_WHAT IS ASKED_
Your task is to copy every record exactly.

[Data listing]
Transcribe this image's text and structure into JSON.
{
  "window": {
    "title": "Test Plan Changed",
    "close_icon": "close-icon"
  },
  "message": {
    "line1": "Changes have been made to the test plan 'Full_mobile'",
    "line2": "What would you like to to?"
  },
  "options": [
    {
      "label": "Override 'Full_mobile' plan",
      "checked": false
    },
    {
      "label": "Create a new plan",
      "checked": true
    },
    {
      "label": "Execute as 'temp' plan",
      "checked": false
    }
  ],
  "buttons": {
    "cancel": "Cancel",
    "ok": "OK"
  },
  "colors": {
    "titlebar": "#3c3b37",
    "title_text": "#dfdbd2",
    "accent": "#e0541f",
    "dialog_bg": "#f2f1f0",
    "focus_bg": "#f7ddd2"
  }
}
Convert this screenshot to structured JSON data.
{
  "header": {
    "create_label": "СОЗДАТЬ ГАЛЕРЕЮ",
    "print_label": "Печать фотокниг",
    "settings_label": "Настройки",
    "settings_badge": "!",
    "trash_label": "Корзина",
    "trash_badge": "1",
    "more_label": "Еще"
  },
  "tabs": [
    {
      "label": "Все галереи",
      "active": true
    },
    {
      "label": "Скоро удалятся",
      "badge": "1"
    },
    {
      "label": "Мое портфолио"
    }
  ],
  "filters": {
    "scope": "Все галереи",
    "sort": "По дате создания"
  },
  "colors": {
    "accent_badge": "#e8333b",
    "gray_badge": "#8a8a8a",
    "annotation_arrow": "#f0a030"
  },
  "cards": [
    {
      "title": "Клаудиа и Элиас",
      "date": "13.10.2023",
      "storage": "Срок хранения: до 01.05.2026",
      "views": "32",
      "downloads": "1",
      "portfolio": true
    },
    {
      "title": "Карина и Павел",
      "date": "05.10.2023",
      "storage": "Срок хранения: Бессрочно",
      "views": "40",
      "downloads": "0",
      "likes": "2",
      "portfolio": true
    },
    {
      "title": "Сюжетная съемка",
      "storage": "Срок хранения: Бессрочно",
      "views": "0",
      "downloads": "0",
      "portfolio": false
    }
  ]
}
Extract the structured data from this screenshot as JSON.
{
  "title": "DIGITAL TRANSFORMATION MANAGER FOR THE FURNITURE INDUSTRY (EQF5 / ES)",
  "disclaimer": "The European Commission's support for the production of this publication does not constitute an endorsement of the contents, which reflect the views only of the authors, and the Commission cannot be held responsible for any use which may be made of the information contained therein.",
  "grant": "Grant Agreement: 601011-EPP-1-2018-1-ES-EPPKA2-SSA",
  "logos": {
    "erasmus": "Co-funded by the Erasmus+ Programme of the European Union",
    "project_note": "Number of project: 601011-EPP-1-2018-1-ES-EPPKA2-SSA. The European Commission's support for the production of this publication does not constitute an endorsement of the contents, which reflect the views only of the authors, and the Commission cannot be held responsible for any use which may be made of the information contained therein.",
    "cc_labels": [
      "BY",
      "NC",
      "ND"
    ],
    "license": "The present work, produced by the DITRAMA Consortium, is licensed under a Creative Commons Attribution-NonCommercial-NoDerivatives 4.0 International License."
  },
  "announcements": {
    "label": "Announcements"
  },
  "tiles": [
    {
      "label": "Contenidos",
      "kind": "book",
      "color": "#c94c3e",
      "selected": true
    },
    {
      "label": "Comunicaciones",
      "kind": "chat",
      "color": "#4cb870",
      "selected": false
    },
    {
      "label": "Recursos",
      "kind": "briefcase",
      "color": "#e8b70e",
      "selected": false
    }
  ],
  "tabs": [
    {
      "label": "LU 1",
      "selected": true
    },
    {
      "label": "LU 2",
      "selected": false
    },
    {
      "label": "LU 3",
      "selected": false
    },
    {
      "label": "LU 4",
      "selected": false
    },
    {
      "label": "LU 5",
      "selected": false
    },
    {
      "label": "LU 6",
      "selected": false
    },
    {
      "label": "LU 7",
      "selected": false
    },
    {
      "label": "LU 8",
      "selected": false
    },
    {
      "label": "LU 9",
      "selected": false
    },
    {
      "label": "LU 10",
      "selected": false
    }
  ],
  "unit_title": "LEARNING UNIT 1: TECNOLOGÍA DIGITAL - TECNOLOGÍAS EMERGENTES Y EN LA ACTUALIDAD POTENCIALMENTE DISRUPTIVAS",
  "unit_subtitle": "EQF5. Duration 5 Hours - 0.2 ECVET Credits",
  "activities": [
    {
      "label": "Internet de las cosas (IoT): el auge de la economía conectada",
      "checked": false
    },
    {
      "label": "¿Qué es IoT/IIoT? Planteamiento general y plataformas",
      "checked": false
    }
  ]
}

_EXPECTED ANSWER_
Transcribe this image's text and structure into JSON.
{
  "window": {
    "title": "Test Plan Changed",
    "close_icon": "close-icon"
  },
  "message": {
    "line1": "Changes have been made to the test plan 'Full_mobile'",
    "line2": "What would you like to to?"
  },
  "options": [
    {
      "label": "Override 'Full_mobile' plan",
      "checked": false
    },
    {
      "label": "Create a new plan",
      "checked": true
    },
    {
      "label": "Execute as 'temp' plan",
      "checked": false
    }
  ],
  "buttons": {
    "cancel": "Cancel",
    "ok": "OK"
  },
  "colors": {
    "titlebar": "#3c3b37",
    "title_text": "#dfdbd2",
    "accent": "#e0541f",
    "dialog_bg": "#f2f1f0",
    "focus_bg": "#f7ddd2"
  }
}
Convert this screenshot to structured JSON data.
{
  "header": {
    "create_label": "СОЗДАТЬ ГАЛЕРЕЮ",
    "print_label": "Печать фотокниг",
    "settings_label": "Настройки",
    "settings_badge": "!",
    "trash_label": "Корзина",
    "trash_badge": "1",
    "more_label": "Еще"
  },
  "tabs": [
    {
      "label": "Все галереи",
      "active": true
    },
    {
      "label": "Скоро удалятся",
      "badge": "1"
    },
    {
      "label": "Мое портфолио"
    }
  ],
  "filters": {
    "scope": "Все галереи",
    "sort": "По дате создания"
  },
  "colors": {
    "accent_badge": "#e8333b",
    "gray_badge": "#8a8a8a",
    "annotation_arrow": "#f0a030"
  },
  "cards": [
    {
      "title": "Клаудиа и Элиас",
      "date": "13.10.2023",
      "storage": "Срок хранения: до 01.05.2026",
      "views": "32",
      "downloads": "1",
      "portfolio": true
    },
    {
      "title": "Карина и Павел",
      "date": "05.10.2023",
      "storage": "Срок хранения: Бессрочно",
      "views": "40",
      "downloads": "0",
      "likes": "2",
      "portfolio": true
    },
    {
      "title": "Сюжетная съемка",
      "storage": "Срок хранения: Бессрочно",
      "views": "0",
      "downloads": "0",
      "portfolio": false
    }
  ]
}
Extract the structured data from this screenshot as JSON.
{
  "title": "DIGITAL TRANSFORMATION MANAGER FOR THE FURNITURE INDUSTRY (EQF5 / ES)",
  "disclaimer": "The European Commission's support for the production of this publication does not constitute an endorsement of the contents, which reflect the views only of the authors, and the Commission cannot be held responsible for any use which may be made of the information contained therein.",
  "grant": "Grant Agreement: 601011-EPP-1-2018-1-ES-EPPKA2-SSA",
  "logos": {
    "erasmus": "Co-funded by the Erasmus+ Programme of the European Union",
    "project_note": "Number of project: 601011-EPP-1-2018-1-ES-EPPKA2-SSA. The European Commission's support for the production of this publication does not constitute an endorsement of the contents, which reflect the views only of the authors, and the Commission cannot be held responsible for any use which may be made of the information contained therein.",
    "cc_labels": [
      "BY",
      "NC",
      "ND"
    ],
    "license": "The present work, produced by the DITRAMA Consortium, is licensed under a Creative Commons Attribution-NonCommercial-NoDerivatives 4.0 International License."
  },
  "announcements": {
    "label": "Announcements"
  },
  "tiles": [
    {
      "label": "Contenidos",
      "kind": "book",
      "color": "#c94c3e",
      "selected": true
    },
    {
      "label": "Comunicaciones",
      "kind": "chat",
      "color": "#4cb870",
      "selected": false
    },
    {
      "label": "Recursos",
      "kind": "briefcase",
      "color": "#e8b70e",
      "selected": false
    }
  ],
  "tabs": [
    {
      "label": "LU 1",
      "selected": true
    },
    {
      "label": "LU 2",
      "selected": false
    },
    {
      "label": "LU 3",
      "selected": false
    },
    {
      "label": "LU 4",
      "selected": false
    },
    {
      "label": "LU 5",
      "selected": false
    },
    {
      "label": "LU 6",
      "selected": false
    },
    {
      "label": "LU 7",
      "selected": false
    },
    {
      "label": "LU 8",
      "selected": false
    },
    {
      "label": "LU 9",
      "selected": false
    },
    {
      "label": "LU 10",
      "selected": false
    }
  ],
  "unit_title": "LEARNING UNIT 1: TECNOLOGÍA DIGITAL - TECNOLOGÍAS EMERGENTES Y EN LA ACTUALIDAD POTENCIALMENTE DISRUPTIVAS",
  "unit_subtitle": "EQF5. Duration 5 Hours - 0.2 ECVET Credits",
  "activities": [
    {
      "label": "Internet de las cosas (IoT): el auge de la economía conectada",
      "checked": false
    },
    {
      "label": "¿Qué es IoT/IIoT? Planteamiento general y plataformas",
      "checked": false
    }
  ]
}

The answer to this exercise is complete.